Collected data entries
=======

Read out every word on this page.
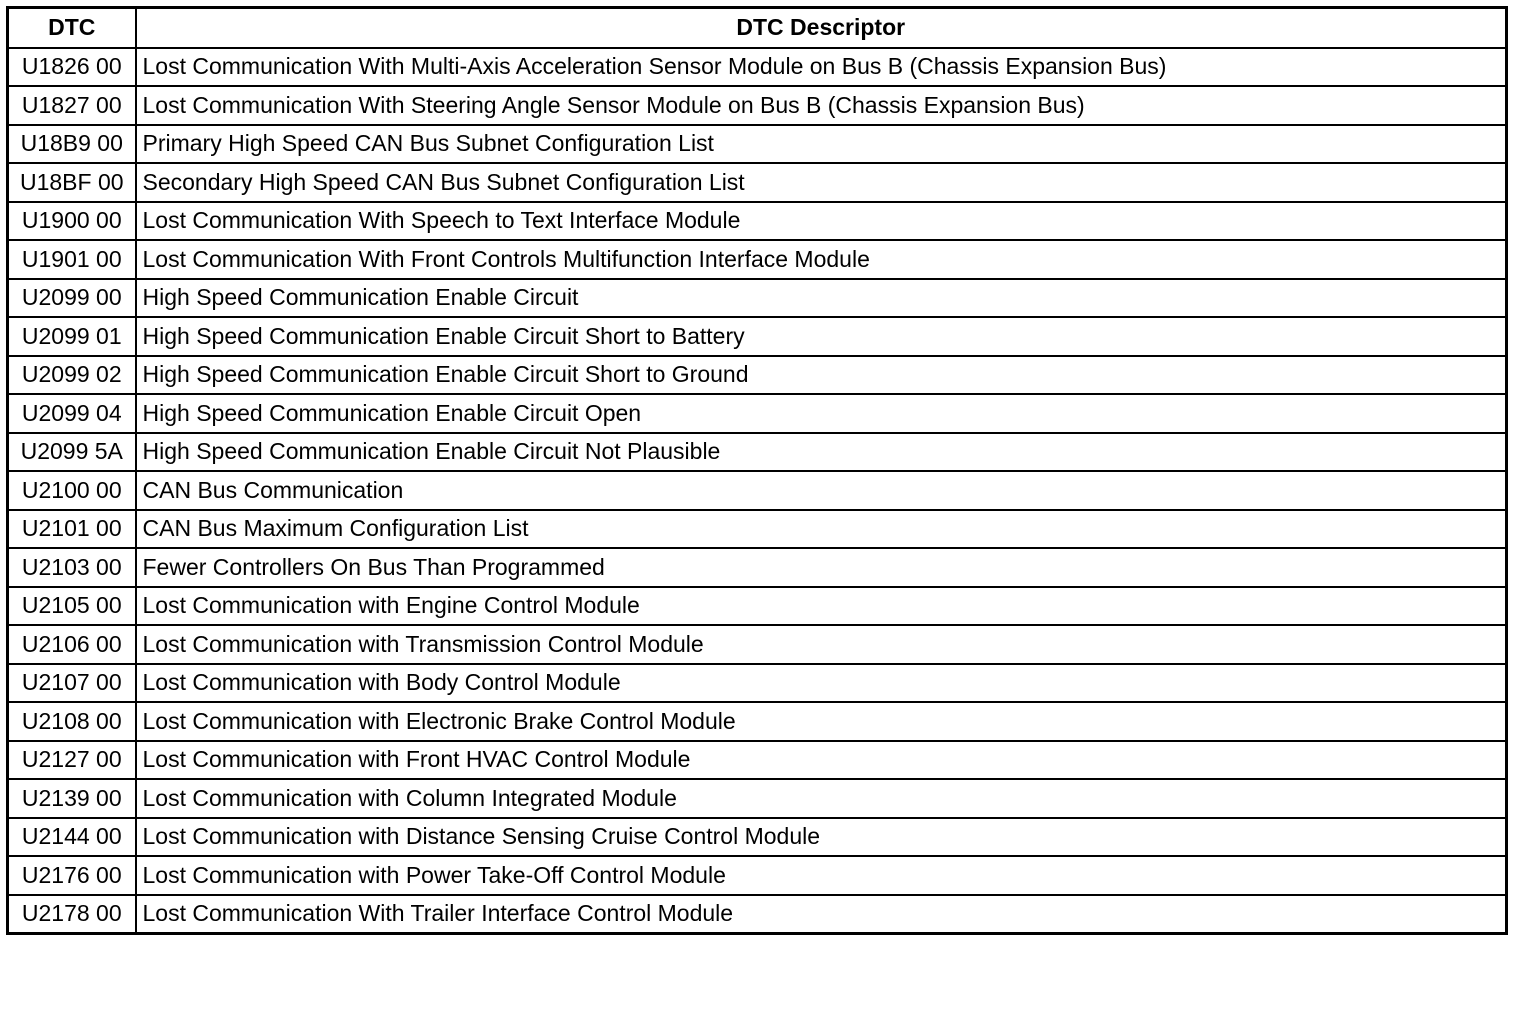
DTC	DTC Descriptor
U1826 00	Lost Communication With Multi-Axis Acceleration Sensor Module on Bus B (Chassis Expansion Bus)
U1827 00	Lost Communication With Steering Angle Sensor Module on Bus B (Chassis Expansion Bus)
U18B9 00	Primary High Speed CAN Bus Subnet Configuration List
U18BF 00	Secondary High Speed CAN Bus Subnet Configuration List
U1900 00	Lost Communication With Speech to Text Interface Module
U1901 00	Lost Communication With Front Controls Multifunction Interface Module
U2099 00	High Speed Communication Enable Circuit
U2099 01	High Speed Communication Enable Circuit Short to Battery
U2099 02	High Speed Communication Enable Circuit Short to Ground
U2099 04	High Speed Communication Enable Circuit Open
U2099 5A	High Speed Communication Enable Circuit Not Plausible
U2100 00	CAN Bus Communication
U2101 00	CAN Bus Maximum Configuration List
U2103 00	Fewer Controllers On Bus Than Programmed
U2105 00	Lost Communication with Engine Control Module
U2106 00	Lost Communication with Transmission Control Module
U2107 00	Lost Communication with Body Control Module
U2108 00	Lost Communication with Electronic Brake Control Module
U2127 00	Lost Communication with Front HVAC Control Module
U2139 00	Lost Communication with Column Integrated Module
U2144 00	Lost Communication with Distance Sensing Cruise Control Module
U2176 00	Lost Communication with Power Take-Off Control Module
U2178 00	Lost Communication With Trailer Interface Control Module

=======

## GIVEN EXERCISE
Repeat all of the data above word for word, minus the pictures.

## ANSWER BELOW
Read out every word on this page.
DTC	DTC Descriptor
U1826 00	Lost Communication With Multi-Axis Acceleration Sensor Module on Bus B (Chassis Expansion Bus)
U1827 00	Lost Communication With Steering Angle Sensor Module on Bus B (Chassis Expansion Bus)
U18B9 00	Primary High Speed CAN Bus Subnet Configuration List
U18BF 00	Secondary High Speed CAN Bus Subnet Configuration List
U1900 00	Lost Communication With Speech to Text Interface Module
U1901 00	Lost Communication With Front Controls Multifunction Interface Module
U2099 00	High Speed Communication Enable Circuit
U2099 01	High Speed Communication Enable Circuit Short to Battery
U2099 02	High Speed Communication Enable Circuit Short to Ground
U2099 04	High Speed Communication Enable Circuit Open
U2099 5A	High Speed Communication Enable Circuit Not Plausible
U2100 00	CAN Bus Communication
U2101 00	CAN Bus Maximum Configuration List
U2103 00	Fewer Controllers On Bus Than Programmed
U2105 00	Lost Communication with Engine Control Module
U2106 00	Lost Communication with Transmission Control Module
U2107 00	Lost Communication with Body Control Module
U2108 00	Lost Communication with Electronic Brake Control Module
U2127 00	Lost Communication with Front HVAC Control Module
U2139 00	Lost Communication with Column Integrated Module
U2144 00	Lost Communication with Distance Sensing Cruise Control Module
U2176 00	Lost Communication with Power Take-Off Control Module
U2178 00	Lost Communication With Trailer Interface Control Module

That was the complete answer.